_Input records_
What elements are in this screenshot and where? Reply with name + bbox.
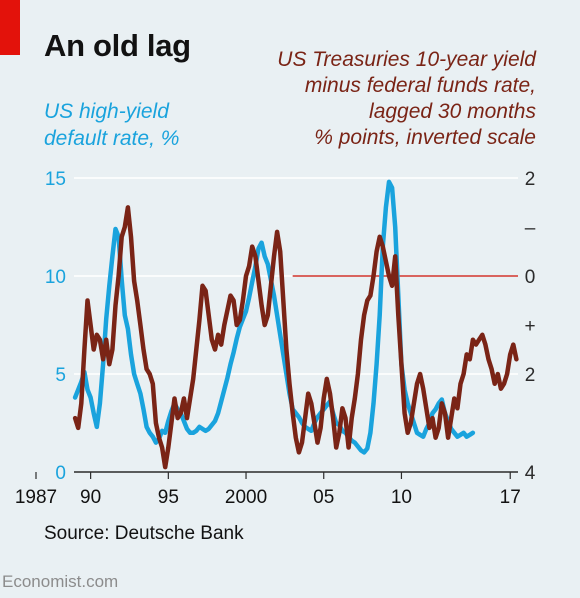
left-tick-label: 10 — [45, 267, 66, 288]
right-axis-label-line: minus federal funds rate, — [304, 74, 536, 97]
right-axis-label-line: lagged 30 months — [369, 100, 536, 123]
right-tick-label: 0 — [525, 267, 536, 288]
x-tick-label: 05 — [313, 487, 334, 508]
right-tick-label: 4 — [525, 463, 536, 484]
right-axis-label: US Treasuries 10-year yield minus federa… — [277, 47, 536, 151]
left-axis-label: US high-yield default rate, % — [44, 98, 179, 152]
right-axis-label-line: % points, inverted scale — [314, 126, 536, 149]
source-note: Source: Deutsche Bank — [44, 523, 244, 544]
x-tick-label: 17 — [500, 487, 521, 508]
brand-logo-text: Economist.com — [2, 572, 119, 591]
left-tick-label: 0 — [55, 463, 66, 484]
default-rate-line — [72, 179, 476, 455]
x-tick-label: 10 — [391, 487, 412, 508]
right-axis-label-line: US Treasuries 10-year yield — [277, 48, 536, 71]
right-tick-label: – — [525, 218, 536, 239]
x-tick-label: 2000 — [225, 487, 267, 508]
x-tick-label: 95 — [158, 487, 179, 508]
left-axis-label-line: US high-yield — [44, 100, 169, 123]
left-axis-label-line: default rate, % — [44, 127, 180, 150]
chart-title: An old lag — [44, 28, 191, 63]
left-tick-label: 15 — [45, 169, 66, 190]
yield-spread-line — [72, 205, 519, 470]
series-lines — [72, 179, 519, 470]
right-tick-label: 2 — [525, 169, 536, 190]
x-tick-label: 90 — [80, 487, 101, 508]
left-tick-label: 5 — [55, 365, 66, 386]
x-axis — [35, 471, 518, 479]
accent-bar — [0, 0, 20, 55]
x-tick-label: 1987 — [15, 487, 57, 508]
right-tick-label: 2 — [525, 365, 536, 386]
right-tick-label: + — [524, 316, 535, 337]
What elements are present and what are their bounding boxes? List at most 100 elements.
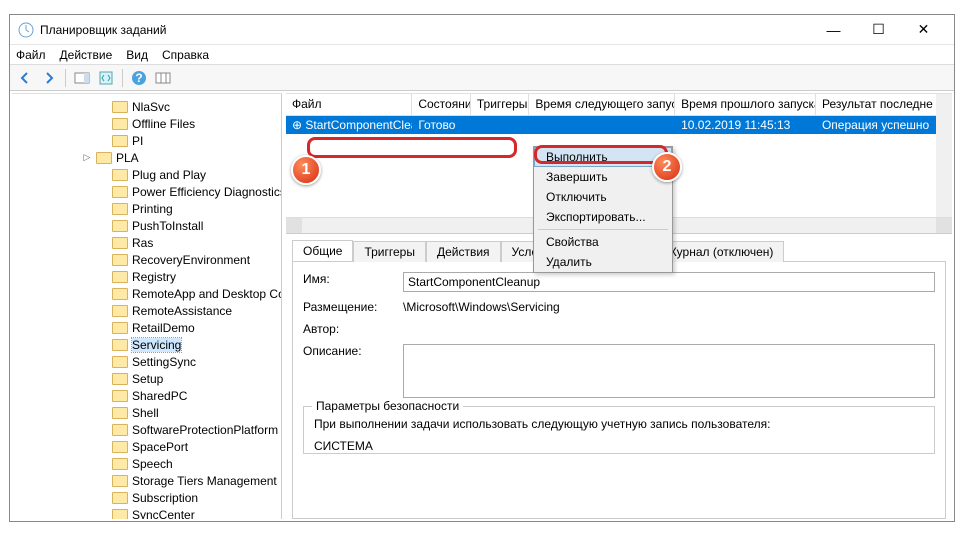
tree-item[interactable]: Printing <box>12 200 281 217</box>
column-header[interactable]: Файл <box>286 94 412 115</box>
tree-item[interactable]: Shell <box>12 404 281 421</box>
column-header[interactable]: Время прошлого запуска <box>675 94 816 115</box>
tree-item[interactable]: Speech <box>12 455 281 472</box>
folder-icon <box>112 305 128 317</box>
folder-icon <box>112 475 128 487</box>
column-header[interactable]: Триггеры <box>471 94 530 115</box>
app-icon <box>18 22 34 38</box>
tree-item[interactable]: NlaSvc <box>12 98 281 115</box>
folder-icon <box>112 186 128 198</box>
description-label: Описание: <box>303 344 403 358</box>
tree-item[interactable]: RetailDemo <box>12 319 281 336</box>
tab[interactable]: Общие <box>292 240 353 261</box>
tab[interactable]: Журнал (отключен) <box>655 241 785 262</box>
folder-icon <box>112 356 128 368</box>
tree-item[interactable]: Power Efficiency Diagnostics <box>12 183 281 200</box>
folder-icon <box>112 101 128 113</box>
tree-item[interactable]: Offline Files <box>12 115 281 132</box>
tree-item[interactable]: SharedPC <box>12 387 281 404</box>
folder-icon <box>112 237 128 249</box>
tree-item[interactable]: Ras <box>12 234 281 251</box>
column-header[interactable]: Результат последне <box>816 94 952 115</box>
security-group: Параметры безопасности При выполнении за… <box>303 406 935 454</box>
help-button[interactable]: ? <box>128 67 150 89</box>
folder-icon <box>112 203 128 215</box>
menu-bar: Файл Действие Вид Справка <box>10 45 954 65</box>
context-menu-item[interactable]: Экспортировать... <box>534 207 672 227</box>
security-legend: Параметры безопасности <box>312 399 463 413</box>
tree-item[interactable]: RemoteApp and Desktop Connections <box>12 285 281 302</box>
tree-item[interactable]: Subscription <box>12 489 281 506</box>
context-menu-item[interactable]: Завершить <box>534 167 672 187</box>
nav-back-button[interactable] <box>14 67 36 89</box>
menu-view[interactable]: Вид <box>126 48 148 62</box>
name-field[interactable]: StartComponentCleanup <box>403 272 935 292</box>
context-menu-item[interactable]: Свойства <box>534 232 672 252</box>
folder-icon <box>112 424 128 436</box>
folder-icon <box>112 271 128 283</box>
tree-item[interactable]: SpacePort <box>12 438 281 455</box>
folder-icon <box>96 152 112 164</box>
folder-icon <box>112 118 128 130</box>
folder-icon <box>112 169 128 181</box>
tree-item[interactable]: RemoteAssistance <box>12 302 281 319</box>
window-title: Планировщик заданий <box>40 23 811 37</box>
nav-forward-button[interactable] <box>38 67 60 89</box>
folder-icon <box>112 509 128 520</box>
tab-general: Имя: StartComponentCleanup Размещение: \… <box>292 261 946 519</box>
badge-2: 2 <box>652 152 682 182</box>
tree-item[interactable]: RecoveryEnvironment <box>12 251 281 268</box>
menu-file[interactable]: Файл <box>16 48 46 62</box>
tree-item[interactable]: PushToInstall <box>12 217 281 234</box>
folder-icon <box>112 322 128 334</box>
context-menu-item[interactable]: Отключить <box>534 187 672 207</box>
close-button[interactable]: ✕ <box>901 16 946 44</box>
author-label: Автор: <box>303 322 403 336</box>
menu-action[interactable]: Действие <box>60 48 113 62</box>
tree-item[interactable]: Registry <box>12 268 281 285</box>
tab[interactable]: Триггеры <box>353 241 426 262</box>
tree-pane[interactable]: NlaSvcOffline FilesPI▷PLAPlug and PlayPo… <box>12 93 282 519</box>
tab[interactable]: Действия <box>426 241 501 262</box>
badge-1: 1 <box>291 155 321 185</box>
context-menu-item[interactable]: Удалить <box>534 252 672 272</box>
tree-item[interactable]: Storage Tiers Management <box>12 472 281 489</box>
folder-icon <box>112 339 128 351</box>
refresh-button[interactable] <box>95 67 117 89</box>
folder-icon <box>112 135 128 147</box>
folder-icon <box>112 458 128 470</box>
description-field[interactable] <box>403 344 935 398</box>
minimize-button[interactable]: — <box>811 16 856 44</box>
folder-icon <box>112 254 128 266</box>
folder-icon <box>112 390 128 402</box>
title-bar: Планировщик заданий — ☐ ✕ <box>10 15 954 45</box>
maximize-button[interactable]: ☐ <box>856 16 901 44</box>
action-pane-button[interactable] <box>71 67 93 89</box>
folder-icon <box>112 288 128 300</box>
security-account: СИСТЕМА <box>314 439 924 453</box>
column-header[interactable]: Время следующего запуска <box>529 94 675 115</box>
location-value: \Microsoft\Windows\Servicing <box>403 300 935 314</box>
tree-item[interactable]: Plug and Play <box>12 166 281 183</box>
tree-item[interactable]: SettingSync <box>12 353 281 370</box>
tree-item[interactable]: ▷PLA <box>12 149 281 166</box>
vertical-scrollbar[interactable] <box>936 94 952 217</box>
name-label: Имя: <box>303 272 403 286</box>
tree-item[interactable]: SoftwareProtectionPlatform <box>12 421 281 438</box>
column-header[interactable]: Состояние <box>412 94 471 115</box>
tree-item[interactable]: Setup <box>12 370 281 387</box>
folder-icon <box>112 373 128 385</box>
task-row[interactable]: ⊕ StartComponentCleanupГотово10.02.2019 … <box>286 116 952 134</box>
folder-icon <box>112 220 128 232</box>
svg-text:?: ? <box>135 71 142 85</box>
menu-help[interactable]: Справка <box>162 48 209 62</box>
tree-item[interactable]: PI <box>12 132 281 149</box>
folder-icon <box>112 407 128 419</box>
columns-button[interactable] <box>152 67 174 89</box>
tree-item[interactable]: Servicing <box>12 336 281 353</box>
tree-item[interactable]: SyncCenter <box>12 506 281 519</box>
toolbar: ? <box>10 65 954 91</box>
folder-icon <box>112 441 128 453</box>
folder-icon <box>112 492 128 504</box>
location-label: Размещение: <box>303 300 403 314</box>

_What you will do_
Return the lines between the one holding "left-tick-label: 10 — [45, 267, 66, 288]" and the one holding "x-axis — [35, 471, 518, 479]", inclusive, reproduced verbatim.

_Exercise response_
left-tick-label: 10 — [45, 267, 66, 288]
right-axis-label-line: minus federal funds rate, — [304, 74, 536, 97]
right-axis-label-line: lagged 30 months — [369, 100, 536, 123]
right-tick-label: 0 — [525, 267, 536, 288]
x-tick-label: 05 — [313, 487, 334, 508]
right-tick-label: 4 — [525, 463, 536, 484]
right-axis-label: US Treasuries 10-year yield minus federa… — [277, 47, 536, 151]
left-axis-label: US high-yield default rate, % — [44, 98, 179, 152]
right-axis-label-line: % points, inverted scale — [314, 126, 536, 149]
source-note: Source: Deutsche Bank — [44, 523, 244, 544]
x-tick-label: 17 — [500, 487, 521, 508]
brand-logo-text: Economist.com — [2, 572, 119, 591]
left-tick-label: 0 — [55, 463, 66, 484]
default-rate-line — [72, 179, 476, 455]
x-tick-label: 10 — [391, 487, 412, 508]
right-axis-label-line: US Treasuries 10-year yield — [277, 48, 536, 71]
right-tick-label: – — [525, 218, 536, 239]
x-tick-label: 2000 — [225, 487, 267, 508]
x-tick-label: 95 — [158, 487, 179, 508]
left-axis-label-line: US high-yield — [44, 100, 169, 123]
left-axis-label-line: default rate, % — [44, 127, 180, 150]
chart-title: An old lag — [44, 28, 191, 63]
left-tick-label: 15 — [45, 169, 66, 190]
yield-spread-line — [72, 205, 519, 470]
series-lines — [72, 179, 519, 470]
right-tick-label: 2 — [525, 169, 536, 190]
x-tick-label: 90 — [80, 487, 101, 508]
left-tick-label: 5 — [55, 365, 66, 386]
x-axis — [35, 471, 518, 479]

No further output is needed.